#### MATERIAL PROVIDED:
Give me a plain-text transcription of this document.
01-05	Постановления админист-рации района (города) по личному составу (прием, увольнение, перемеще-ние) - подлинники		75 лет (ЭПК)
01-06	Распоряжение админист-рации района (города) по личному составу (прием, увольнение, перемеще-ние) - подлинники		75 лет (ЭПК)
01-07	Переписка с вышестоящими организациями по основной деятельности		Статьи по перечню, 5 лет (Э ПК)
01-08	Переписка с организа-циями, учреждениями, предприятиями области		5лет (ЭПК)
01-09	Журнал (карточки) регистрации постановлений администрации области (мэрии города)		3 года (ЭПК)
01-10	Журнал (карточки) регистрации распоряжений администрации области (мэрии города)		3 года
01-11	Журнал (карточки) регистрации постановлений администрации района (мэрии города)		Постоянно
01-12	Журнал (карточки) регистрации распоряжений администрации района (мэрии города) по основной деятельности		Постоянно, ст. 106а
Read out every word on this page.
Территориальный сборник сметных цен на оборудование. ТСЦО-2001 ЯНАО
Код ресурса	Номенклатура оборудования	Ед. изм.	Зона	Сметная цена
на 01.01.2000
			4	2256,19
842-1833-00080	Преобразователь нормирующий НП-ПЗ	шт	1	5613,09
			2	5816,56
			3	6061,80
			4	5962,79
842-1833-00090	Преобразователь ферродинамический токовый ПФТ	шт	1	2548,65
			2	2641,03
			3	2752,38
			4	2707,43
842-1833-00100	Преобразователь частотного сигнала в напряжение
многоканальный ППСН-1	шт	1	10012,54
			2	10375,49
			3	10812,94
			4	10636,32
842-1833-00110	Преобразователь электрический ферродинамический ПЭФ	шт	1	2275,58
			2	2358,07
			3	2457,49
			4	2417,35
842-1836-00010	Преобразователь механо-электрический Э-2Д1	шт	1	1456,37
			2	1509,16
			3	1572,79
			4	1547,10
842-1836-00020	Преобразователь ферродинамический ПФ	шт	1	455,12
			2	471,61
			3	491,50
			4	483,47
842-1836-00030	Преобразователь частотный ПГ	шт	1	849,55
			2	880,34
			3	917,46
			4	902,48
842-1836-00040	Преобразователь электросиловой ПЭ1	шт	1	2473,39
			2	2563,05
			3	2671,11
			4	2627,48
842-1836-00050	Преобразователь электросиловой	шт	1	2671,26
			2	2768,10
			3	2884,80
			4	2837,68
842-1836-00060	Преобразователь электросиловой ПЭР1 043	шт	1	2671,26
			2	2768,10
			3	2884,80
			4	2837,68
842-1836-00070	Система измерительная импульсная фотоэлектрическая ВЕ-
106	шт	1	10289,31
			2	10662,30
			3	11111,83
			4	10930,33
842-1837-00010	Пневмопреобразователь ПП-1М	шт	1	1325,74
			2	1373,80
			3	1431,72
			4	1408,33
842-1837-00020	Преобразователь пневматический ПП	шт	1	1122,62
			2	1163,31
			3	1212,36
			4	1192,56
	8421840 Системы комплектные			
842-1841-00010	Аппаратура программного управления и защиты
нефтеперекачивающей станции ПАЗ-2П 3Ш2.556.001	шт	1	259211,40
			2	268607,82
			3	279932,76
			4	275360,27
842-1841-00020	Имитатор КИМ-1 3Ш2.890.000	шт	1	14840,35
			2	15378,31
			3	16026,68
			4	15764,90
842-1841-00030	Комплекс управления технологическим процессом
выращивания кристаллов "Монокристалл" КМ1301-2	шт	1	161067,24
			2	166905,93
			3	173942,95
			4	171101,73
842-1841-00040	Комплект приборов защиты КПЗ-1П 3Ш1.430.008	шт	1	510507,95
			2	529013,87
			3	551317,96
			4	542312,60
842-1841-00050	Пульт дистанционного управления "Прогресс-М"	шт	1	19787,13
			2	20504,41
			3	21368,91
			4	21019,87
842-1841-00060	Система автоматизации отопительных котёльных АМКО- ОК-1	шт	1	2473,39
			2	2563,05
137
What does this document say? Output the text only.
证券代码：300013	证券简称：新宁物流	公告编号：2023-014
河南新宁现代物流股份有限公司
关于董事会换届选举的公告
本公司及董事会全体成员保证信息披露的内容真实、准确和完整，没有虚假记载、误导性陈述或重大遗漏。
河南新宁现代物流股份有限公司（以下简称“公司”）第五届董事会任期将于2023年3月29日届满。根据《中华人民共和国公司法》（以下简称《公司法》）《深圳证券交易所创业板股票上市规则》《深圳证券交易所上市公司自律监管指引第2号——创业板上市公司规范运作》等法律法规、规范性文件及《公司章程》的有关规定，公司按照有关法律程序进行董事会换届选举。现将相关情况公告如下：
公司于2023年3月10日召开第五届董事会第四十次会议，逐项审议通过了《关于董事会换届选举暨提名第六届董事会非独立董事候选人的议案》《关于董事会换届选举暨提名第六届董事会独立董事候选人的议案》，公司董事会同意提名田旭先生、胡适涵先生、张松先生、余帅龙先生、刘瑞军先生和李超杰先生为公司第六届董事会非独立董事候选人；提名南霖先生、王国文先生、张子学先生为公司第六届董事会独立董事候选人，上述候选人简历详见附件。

#### OBJECTIVE:
Among the lines of the data, identify those with the word "деятельности". Copy each of them.

#### THE COMPLETED TASK:
01-07	Переписка с вышестоящими организациями по основной деятельности		Статьи по перечню, 5 лет (Э ПК)
01-12	Журнал (карточки) регистрации распоряжений администрации района (мэрии города) по основной деятельности		Постоянно, ст. 106а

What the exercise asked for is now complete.